━━━━━ Task material ━━━━━

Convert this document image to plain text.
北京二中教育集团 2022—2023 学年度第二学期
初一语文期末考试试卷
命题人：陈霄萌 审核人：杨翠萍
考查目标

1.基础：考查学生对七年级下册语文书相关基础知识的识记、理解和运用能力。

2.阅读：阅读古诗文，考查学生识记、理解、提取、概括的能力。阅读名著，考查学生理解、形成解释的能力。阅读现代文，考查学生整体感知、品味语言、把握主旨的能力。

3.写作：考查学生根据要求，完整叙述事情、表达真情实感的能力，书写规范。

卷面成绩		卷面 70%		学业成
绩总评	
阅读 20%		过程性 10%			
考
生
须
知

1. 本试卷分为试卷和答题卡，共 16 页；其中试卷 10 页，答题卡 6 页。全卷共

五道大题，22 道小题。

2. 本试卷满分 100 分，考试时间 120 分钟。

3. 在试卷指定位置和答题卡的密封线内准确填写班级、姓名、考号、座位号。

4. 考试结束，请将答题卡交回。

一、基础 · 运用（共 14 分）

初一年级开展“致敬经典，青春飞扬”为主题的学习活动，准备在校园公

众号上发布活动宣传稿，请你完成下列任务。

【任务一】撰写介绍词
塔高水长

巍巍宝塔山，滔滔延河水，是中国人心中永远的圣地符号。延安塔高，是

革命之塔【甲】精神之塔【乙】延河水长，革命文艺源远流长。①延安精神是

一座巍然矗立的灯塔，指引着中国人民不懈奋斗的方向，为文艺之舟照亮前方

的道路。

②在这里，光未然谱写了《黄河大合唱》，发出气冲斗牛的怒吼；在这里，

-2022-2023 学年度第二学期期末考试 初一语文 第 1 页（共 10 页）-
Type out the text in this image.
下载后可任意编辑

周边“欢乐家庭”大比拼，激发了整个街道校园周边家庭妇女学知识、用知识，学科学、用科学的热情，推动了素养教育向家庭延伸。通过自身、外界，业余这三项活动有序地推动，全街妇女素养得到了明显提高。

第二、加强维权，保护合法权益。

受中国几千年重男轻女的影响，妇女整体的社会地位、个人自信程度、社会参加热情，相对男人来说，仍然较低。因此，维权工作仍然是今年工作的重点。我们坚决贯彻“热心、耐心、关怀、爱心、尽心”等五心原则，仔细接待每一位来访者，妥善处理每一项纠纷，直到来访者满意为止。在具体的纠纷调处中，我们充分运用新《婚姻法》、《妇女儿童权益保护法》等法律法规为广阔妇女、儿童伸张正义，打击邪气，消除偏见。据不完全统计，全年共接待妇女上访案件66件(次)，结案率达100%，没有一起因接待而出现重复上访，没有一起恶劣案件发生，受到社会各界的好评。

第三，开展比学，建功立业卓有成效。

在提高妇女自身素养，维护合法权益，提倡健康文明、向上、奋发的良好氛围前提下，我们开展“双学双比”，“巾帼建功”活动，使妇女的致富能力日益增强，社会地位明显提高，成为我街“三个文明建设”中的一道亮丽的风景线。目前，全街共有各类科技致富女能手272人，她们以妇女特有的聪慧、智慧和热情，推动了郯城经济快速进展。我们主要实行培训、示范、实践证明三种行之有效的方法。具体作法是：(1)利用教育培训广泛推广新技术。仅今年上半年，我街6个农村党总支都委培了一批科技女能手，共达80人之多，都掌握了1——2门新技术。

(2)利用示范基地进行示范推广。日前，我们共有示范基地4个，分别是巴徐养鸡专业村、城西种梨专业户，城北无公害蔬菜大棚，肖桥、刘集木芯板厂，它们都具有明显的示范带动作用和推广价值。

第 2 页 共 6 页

━━━━━

Task to complete:
Pull out all lines from the listing that contain the string "text".

Solved exercise:
Convert this document image to plain text.
Type out the text in this image.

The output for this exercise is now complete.